The task – Give back every entry, copied exactly.

Page text entries –
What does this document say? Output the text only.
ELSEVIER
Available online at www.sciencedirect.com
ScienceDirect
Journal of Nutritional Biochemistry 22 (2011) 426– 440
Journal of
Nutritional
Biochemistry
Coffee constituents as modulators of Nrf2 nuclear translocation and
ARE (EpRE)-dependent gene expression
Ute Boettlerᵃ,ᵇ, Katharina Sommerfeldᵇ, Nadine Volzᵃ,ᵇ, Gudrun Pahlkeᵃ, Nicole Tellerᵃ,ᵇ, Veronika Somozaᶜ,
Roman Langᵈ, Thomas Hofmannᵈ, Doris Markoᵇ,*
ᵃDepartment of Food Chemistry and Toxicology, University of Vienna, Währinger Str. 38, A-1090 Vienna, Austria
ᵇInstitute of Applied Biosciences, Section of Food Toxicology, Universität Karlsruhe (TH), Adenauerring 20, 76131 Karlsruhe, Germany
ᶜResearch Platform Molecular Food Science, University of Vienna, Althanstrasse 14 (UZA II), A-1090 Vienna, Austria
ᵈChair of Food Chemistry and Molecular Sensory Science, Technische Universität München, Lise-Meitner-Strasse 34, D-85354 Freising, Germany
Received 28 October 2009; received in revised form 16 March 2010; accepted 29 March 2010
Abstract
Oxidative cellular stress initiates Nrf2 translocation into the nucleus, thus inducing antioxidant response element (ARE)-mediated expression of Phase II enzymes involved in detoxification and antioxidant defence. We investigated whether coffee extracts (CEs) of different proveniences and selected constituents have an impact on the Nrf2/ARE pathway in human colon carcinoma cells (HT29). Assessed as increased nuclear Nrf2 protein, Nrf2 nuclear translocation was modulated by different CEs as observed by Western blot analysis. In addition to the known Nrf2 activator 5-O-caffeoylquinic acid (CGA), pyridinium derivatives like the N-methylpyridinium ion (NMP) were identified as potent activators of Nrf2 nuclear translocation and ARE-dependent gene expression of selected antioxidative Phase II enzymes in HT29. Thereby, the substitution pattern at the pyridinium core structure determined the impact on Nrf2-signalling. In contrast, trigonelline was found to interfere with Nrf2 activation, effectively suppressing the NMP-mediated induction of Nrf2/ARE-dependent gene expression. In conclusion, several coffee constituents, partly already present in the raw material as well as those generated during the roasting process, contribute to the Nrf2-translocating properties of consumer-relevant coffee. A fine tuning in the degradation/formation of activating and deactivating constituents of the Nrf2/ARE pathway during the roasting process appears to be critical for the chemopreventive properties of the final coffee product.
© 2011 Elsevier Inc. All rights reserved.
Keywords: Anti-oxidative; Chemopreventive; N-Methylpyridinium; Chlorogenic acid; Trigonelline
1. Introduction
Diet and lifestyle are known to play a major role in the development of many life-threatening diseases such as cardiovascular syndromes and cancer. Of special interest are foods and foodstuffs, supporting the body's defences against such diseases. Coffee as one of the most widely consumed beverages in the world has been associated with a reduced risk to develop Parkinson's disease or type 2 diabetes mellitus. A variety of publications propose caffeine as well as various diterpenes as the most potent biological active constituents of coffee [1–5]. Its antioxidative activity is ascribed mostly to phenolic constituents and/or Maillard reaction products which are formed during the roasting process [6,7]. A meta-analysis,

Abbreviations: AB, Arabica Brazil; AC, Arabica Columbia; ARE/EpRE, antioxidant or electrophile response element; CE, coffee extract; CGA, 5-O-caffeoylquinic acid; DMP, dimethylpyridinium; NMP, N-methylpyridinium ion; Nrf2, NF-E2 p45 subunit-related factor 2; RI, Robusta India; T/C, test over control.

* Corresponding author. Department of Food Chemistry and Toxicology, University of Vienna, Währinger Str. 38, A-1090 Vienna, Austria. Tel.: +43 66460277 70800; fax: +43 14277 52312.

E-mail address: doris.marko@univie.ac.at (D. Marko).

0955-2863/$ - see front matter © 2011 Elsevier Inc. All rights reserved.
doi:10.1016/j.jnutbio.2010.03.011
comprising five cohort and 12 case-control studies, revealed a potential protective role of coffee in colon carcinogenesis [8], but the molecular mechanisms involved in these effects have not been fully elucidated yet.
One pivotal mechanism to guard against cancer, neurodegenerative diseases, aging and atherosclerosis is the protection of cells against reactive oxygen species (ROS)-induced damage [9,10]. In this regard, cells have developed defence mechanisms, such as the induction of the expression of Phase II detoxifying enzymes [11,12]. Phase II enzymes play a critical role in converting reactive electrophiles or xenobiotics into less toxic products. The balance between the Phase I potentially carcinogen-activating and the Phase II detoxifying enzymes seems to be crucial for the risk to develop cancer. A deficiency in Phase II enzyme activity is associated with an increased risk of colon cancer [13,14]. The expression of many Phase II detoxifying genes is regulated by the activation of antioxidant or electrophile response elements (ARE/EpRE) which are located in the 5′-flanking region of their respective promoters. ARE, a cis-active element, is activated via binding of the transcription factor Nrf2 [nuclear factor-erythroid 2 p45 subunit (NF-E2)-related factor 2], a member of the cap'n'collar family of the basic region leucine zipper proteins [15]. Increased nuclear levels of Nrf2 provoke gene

Task output –
What does this document say? Output the text only.
ELSEVIER
Available online at www.sciencedirect.com
ScienceDirect
Journal of Nutritional Biochemistry 22 (2011) 426– 440
Journal of
Nutritional
Biochemistry
Coffee constituents as modulators of Nrf2 nuclear translocation and
ARE (EpRE)-dependent gene expression
Ute Boettlerᵃ,ᵇ, Katharina Sommerfeldᵇ, Nadine Volzᵃ,ᵇ, Gudrun Pahlkeᵃ, Nicole Tellerᵃ,ᵇ, Veronika Somozaᶜ,
Roman Langᵈ, Thomas Hofmannᵈ, Doris Markoᵇ,*
ᵃDepartment of Food Chemistry and Toxicology, University of Vienna, Währinger Str. 38, A-1090 Vienna, Austria
ᵇInstitute of Applied Biosciences, Section of Food Toxicology, Universität Karlsruhe (TH), Adenauerring 20, 76131 Karlsruhe, Germany
ᶜResearch Platform Molecular Food Science, University of Vienna, Althanstrasse 14 (UZA II), A-1090 Vienna, Austria
ᵈChair of Food Chemistry and Molecular Sensory Science, Technische Universität München, Lise-Meitner-Strasse 34, D-85354 Freising, Germany
Received 28 October 2009; received in revised form 16 March 2010; accepted 29 March 2010
Abstract
Oxidative cellular stress initiates Nrf2 translocation into the nucleus, thus inducing antioxidant response element (ARE)-mediated expression of Phase II enzymes involved in detoxification and antioxidant defence. We investigated whether coffee extracts (CEs) of different proveniences and selected constituents have an impact on the Nrf2/ARE pathway in human colon carcinoma cells (HT29). Assessed as increased nuclear Nrf2 protein, Nrf2 nuclear translocation was modulated by different CEs as observed by Western blot analysis. In addition to the known Nrf2 activator 5-O-caffeoylquinic acid (CGA), pyridinium derivatives like the N-methylpyridinium ion (NMP) were identified as potent activators of Nrf2 nuclear translocation and ARE-dependent gene expression of selected antioxidative Phase II enzymes in HT29. Thereby, the substitution pattern at the pyridinium core structure determined the impact on Nrf2-signalling. In contrast, trigonelline was found to interfere with Nrf2 activation, effectively suppressing the NMP-mediated induction of Nrf2/ARE-dependent gene expression. In conclusion, several coffee constituents, partly already present in the raw material as well as those generated during the roasting process, contribute to the Nrf2-translocating properties of consumer-relevant coffee. A fine tuning in the degradation/formation of activating and deactivating constituents of the Nrf2/ARE pathway during the roasting process appears to be critical for the chemopreventive properties of the final coffee product.
© 2011 Elsevier Inc. All rights reserved.
Keywords: Anti-oxidative; Chemopreventive; N-Methylpyridinium; Chlorogenic acid; Trigonelline
1. Introduction
Diet and lifestyle are known to play a major role in the development of many life-threatening diseases such as cardiovascular syndromes and cancer. Of special interest are foods and foodstuffs, supporting the body's defences against such diseases. Coffee as one of the most widely consumed beverages in the world has been associated with a reduced risk to develop Parkinson's disease or type 2 diabetes mellitus. A variety of publications propose caffeine as well as various diterpenes as the most potent biological active constituents of coffee [1–5]. Its antioxidative activity is ascribed mostly to phenolic constituents and/or Maillard reaction products which are formed during the roasting process [6,7]. A meta-analysis,

Abbreviations: AB, Arabica Brazil; AC, Arabica Columbia; ARE/EpRE, antioxidant or electrophile response element; CE, coffee extract; CGA, 5-O-caffeoylquinic acid; DMP, dimethylpyridinium; NMP, N-methylpyridinium ion; Nrf2, NF-E2 p45 subunit-related factor 2; RI, Robusta India; T/C, test over control.

* Corresponding author. Department of Food Chemistry and Toxicology, University of Vienna, Währinger Str. 38, A-1090 Vienna, Austria. Tel.: +43 66460277 70800; fax: +43 14277 52312.

E-mail address: doris.marko@univie.ac.at (D. Marko).

0955-2863/$ - see front matter © 2011 Elsevier Inc. All rights reserved.
doi:10.1016/j.jnutbio.2010.03.011
comprising five cohort and 12 case-control studies, revealed a potential protective role of coffee in colon carcinogenesis [8], but the molecular mechanisms involved in these effects have not been fully elucidated yet.
One pivotal mechanism to guard against cancer, neurodegenerative diseases, aging and atherosclerosis is the protection of cells against reactive oxygen species (ROS)-induced damage [9,10]. In this regard, cells have developed defence mechanisms, such as the induction of the expression of Phase II detoxifying enzymes [11,12]. Phase II enzymes play a critical role in converting reactive electrophiles or xenobiotics into less toxic products. The balance between the Phase I potentially carcinogen-activating and the Phase II detoxifying enzymes seems to be crucial for the risk to develop cancer. A deficiency in Phase II enzyme activity is associated with an increased risk of colon cancer [13,14]. The expression of many Phase II detoxifying genes is regulated by the activation of antioxidant or electrophile response elements (ARE/EpRE) which are located in the 5′-flanking region of their respective promoters. ARE, a cis-active element, is activated via binding of the transcription factor Nrf2 [nuclear factor-erythroid 2 p45 subunit (NF-E2)-related factor 2], a member of the cap'n'collar family of the basic region leucine zipper proteins [15]. Increased nuclear levels of Nrf2 provoke gene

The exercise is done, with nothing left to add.